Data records
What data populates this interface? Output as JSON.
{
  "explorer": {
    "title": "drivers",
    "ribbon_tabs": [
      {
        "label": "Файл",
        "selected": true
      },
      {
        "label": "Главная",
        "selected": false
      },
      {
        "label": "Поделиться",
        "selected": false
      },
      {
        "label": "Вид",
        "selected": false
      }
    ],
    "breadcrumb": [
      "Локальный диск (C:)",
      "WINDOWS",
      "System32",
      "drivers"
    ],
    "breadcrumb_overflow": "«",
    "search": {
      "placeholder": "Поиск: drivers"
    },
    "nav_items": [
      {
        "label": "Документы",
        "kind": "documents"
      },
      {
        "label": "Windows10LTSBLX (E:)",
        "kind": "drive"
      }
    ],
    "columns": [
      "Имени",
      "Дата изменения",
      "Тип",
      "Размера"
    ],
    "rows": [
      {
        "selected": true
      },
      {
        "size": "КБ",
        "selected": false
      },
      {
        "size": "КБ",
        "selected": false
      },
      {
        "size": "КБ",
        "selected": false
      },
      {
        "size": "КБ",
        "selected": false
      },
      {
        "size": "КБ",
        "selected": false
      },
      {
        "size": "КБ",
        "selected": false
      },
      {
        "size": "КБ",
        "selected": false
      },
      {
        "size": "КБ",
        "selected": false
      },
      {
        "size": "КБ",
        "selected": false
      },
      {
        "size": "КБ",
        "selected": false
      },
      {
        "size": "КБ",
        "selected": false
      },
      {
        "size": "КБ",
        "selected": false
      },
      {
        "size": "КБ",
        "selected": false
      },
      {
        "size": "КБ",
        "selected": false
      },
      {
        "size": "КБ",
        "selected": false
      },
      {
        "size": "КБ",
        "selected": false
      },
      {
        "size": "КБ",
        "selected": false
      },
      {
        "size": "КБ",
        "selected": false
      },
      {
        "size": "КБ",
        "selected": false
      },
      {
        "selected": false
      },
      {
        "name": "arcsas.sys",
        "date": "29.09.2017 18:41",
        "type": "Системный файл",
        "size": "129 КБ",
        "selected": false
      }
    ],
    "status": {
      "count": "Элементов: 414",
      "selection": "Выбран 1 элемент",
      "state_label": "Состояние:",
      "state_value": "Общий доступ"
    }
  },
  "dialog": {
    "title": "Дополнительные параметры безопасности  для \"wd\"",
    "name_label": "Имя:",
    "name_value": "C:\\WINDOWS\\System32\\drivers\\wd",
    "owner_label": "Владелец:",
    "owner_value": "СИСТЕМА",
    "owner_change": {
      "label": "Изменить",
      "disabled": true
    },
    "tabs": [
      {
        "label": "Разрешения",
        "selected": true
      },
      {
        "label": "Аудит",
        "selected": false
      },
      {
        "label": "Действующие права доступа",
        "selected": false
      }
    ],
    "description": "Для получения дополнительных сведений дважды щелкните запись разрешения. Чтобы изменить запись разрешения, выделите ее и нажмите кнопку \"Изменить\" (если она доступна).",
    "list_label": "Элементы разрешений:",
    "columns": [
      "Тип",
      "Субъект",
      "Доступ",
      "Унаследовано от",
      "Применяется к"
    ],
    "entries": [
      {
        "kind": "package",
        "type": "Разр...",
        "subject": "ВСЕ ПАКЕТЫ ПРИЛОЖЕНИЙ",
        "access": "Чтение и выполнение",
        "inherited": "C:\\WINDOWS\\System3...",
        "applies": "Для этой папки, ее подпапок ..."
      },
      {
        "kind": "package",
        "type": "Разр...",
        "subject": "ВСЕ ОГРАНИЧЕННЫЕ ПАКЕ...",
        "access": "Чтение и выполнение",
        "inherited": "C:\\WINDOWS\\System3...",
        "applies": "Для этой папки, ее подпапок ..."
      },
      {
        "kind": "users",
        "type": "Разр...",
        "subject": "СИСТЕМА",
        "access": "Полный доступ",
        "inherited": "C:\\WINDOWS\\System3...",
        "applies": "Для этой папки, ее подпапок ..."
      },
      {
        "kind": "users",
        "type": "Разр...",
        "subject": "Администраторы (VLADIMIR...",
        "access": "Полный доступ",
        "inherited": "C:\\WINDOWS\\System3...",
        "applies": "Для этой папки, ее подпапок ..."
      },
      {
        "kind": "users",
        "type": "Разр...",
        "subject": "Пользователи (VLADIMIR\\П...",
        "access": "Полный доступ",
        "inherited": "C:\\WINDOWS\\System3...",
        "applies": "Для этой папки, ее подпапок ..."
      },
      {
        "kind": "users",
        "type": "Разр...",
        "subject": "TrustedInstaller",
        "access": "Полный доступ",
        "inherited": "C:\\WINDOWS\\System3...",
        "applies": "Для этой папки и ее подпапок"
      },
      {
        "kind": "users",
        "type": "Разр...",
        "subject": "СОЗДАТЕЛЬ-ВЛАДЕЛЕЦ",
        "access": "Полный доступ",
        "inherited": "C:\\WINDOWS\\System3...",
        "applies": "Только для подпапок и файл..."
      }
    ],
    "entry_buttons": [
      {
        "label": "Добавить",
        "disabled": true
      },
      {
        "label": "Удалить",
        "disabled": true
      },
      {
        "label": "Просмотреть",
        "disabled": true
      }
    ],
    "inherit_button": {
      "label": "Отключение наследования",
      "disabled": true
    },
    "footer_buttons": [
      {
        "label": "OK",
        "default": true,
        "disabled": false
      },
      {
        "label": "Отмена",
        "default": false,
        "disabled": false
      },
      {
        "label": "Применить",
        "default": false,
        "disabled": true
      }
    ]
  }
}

◆ **What the task asks**
Copy out each line above, character for character.

◆ **Written response**
What data populates this interface? Output as JSON.
{
  "explorer": {
    "title": "drivers",
    "ribbon_tabs": [
      {
        "label": "Файл",
        "selected": true
      },
      {
        "label": "Главная",
        "selected": false
      },
      {
        "label": "Поделиться",
        "selected": false
      },
      {
        "label": "Вид",
        "selected": false
      }
    ],
    "breadcrumb": [
      "Локальный диск (C:)",
      "WINDOWS",
      "System32",
      "drivers"
    ],
    "breadcrumb_overflow": "«",
    "search": {
      "placeholder": "Поиск: drivers"
    },
    "nav_items": [
      {
        "label": "Документы",
        "kind": "documents"
      },
      {
        "label": "Windows10LTSBLX (E:)",
        "kind": "drive"
      }
    ],
    "columns": [
      "Имени",
      "Дата изменения",
      "Тип",
      "Размера"
    ],
    "rows": [
      {
        "selected": true
      },
      {
        "size": "КБ",
        "selected": false
      },
      {
        "size": "КБ",
        "selected": false
      },
      {
        "size": "КБ",
        "selected": false
      },
      {
        "size": "КБ",
        "selected": false
      },
      {
        "size": "КБ",
        "selected": false
      },
      {
        "size": "КБ",
        "selected": false
      },
      {
        "size": "КБ",
        "selected": false
      },
      {
        "size": "КБ",
        "selected": false
      },
      {
        "size": "КБ",
        "selected": false
      },
      {
        "size": "КБ",
        "selected": false
      },
      {
        "size": "КБ",
        "selected": false
      },
      {
        "size": "КБ",
        "selected": false
      },
      {
        "size": "КБ",
        "selected": false
      },
      {
        "size": "КБ",
        "selected": false
      },
      {
        "size": "КБ",
        "selected": false
      },
      {
        "size": "КБ",
        "selected": false
      },
      {
        "size": "КБ",
        "selected": false
      },
      {
        "size": "КБ",
        "selected": false
      },
      {
        "size": "КБ",
        "selected": false
      },
      {
        "selected": false
      },
      {
        "name": "arcsas.sys",
        "date": "29.09.2017 18:41",
        "type": "Системный файл",
        "size": "129 КБ",
        "selected": false
      }
    ],
    "status": {
      "count": "Элементов: 414",
      "selection": "Выбран 1 элемент",
      "state_label": "Состояние:",
      "state_value": "Общий доступ"
    }
  },
  "dialog": {
    "title": "Дополнительные параметры безопасности  для \"wd\"",
    "name_label": "Имя:",
    "name_value": "C:\\WINDOWS\\System32\\drivers\\wd",
    "owner_label": "Владелец:",
    "owner_value": "СИСТЕМА",
    "owner_change": {
      "label": "Изменить",
      "disabled": true
    },
    "tabs": [
      {
        "label": "Разрешения",
        "selected": true
      },
      {
        "label": "Аудит",
        "selected": false
      },
      {
        "label": "Действующие права доступа",
        "selected": false
      }
    ],
    "description": "Для получения дополнительных сведений дважды щелкните запись разрешения. Чтобы изменить запись разрешения, выделите ее и нажмите кнопку \"Изменить\" (если она доступна).",
    "list_label": "Элементы разрешений:",
    "columns": [
      "Тип",
      "Субъект",
      "Доступ",
      "Унаследовано от",
      "Применяется к"
    ],
    "entries": [
      {
        "kind": "package",
        "type": "Разр...",
        "subject": "ВСЕ ПАКЕТЫ ПРИЛОЖЕНИЙ",
        "access": "Чтение и выполнение",
        "inherited": "C:\\WINDOWS\\System3...",
        "applies": "Для этой папки, ее подпапок ..."
      },
      {
        "kind": "package",
        "type": "Разр...",
        "subject": "ВСЕ ОГРАНИЧЕННЫЕ ПАКЕ...",
        "access": "Чтение и выполнение",
        "inherited": "C:\\WINDOWS\\System3...",
        "applies": "Для этой папки, ее подпапок ..."
      },
      {
        "kind": "users",
        "type": "Разр...",
        "subject": "СИСТЕМА",
        "access": "Полный доступ",
        "inherited": "C:\\WINDOWS\\System3...",
        "applies": "Для этой папки, ее подпапок ..."
      },
      {
        "kind": "users",
        "type": "Разр...",
        "subject": "Администраторы (VLADIMIR...",
        "access": "Полный доступ",
        "inherited": "C:\\WINDOWS\\System3...",
        "applies": "Для этой папки, ее подпапок ..."
      },
      {
        "kind": "users",
        "type": "Разр...",
        "subject": "Пользователи (VLADIMIR\\П...",
        "access": "Полный доступ",
        "inherited": "C:\\WINDOWS\\System3...",
        "applies": "Для этой папки, ее подпапок ..."
      },
      {
        "kind": "users",
        "type": "Разр...",
        "subject": "TrustedInstaller",
        "access": "Полный доступ",
        "inherited": "C:\\WINDOWS\\System3...",
        "applies": "Для этой папки и ее подпапок"
      },
      {
        "kind": "users",
        "type": "Разр...",
        "subject": "СОЗДАТЕЛЬ-ВЛАДЕЛЕЦ",
        "access": "Полный доступ",
        "inherited": "C:\\WINDOWS\\System3...",
        "applies": "Только для подпапок и файл..."
      }
    ],
    "entry_buttons": [
      {
        "label": "Добавить",
        "disabled": true
      },
      {
        "label": "Удалить",
        "disabled": true
      },
      {
        "label": "Просмотреть",
        "disabled": true
      }
    ],
    "inherit_button": {
      "label": "Отключение наследования",
      "disabled": true
    },
    "footer_buttons": [
      {
        "label": "OK",
        "default": true,
        "disabled": false
      },
      {
        "label": "Отмена",
        "default": false,
        "disabled": false
      },
      {
        "label": "Применить",
        "default": false,
        "disabled": true
      }
    ]
  }
}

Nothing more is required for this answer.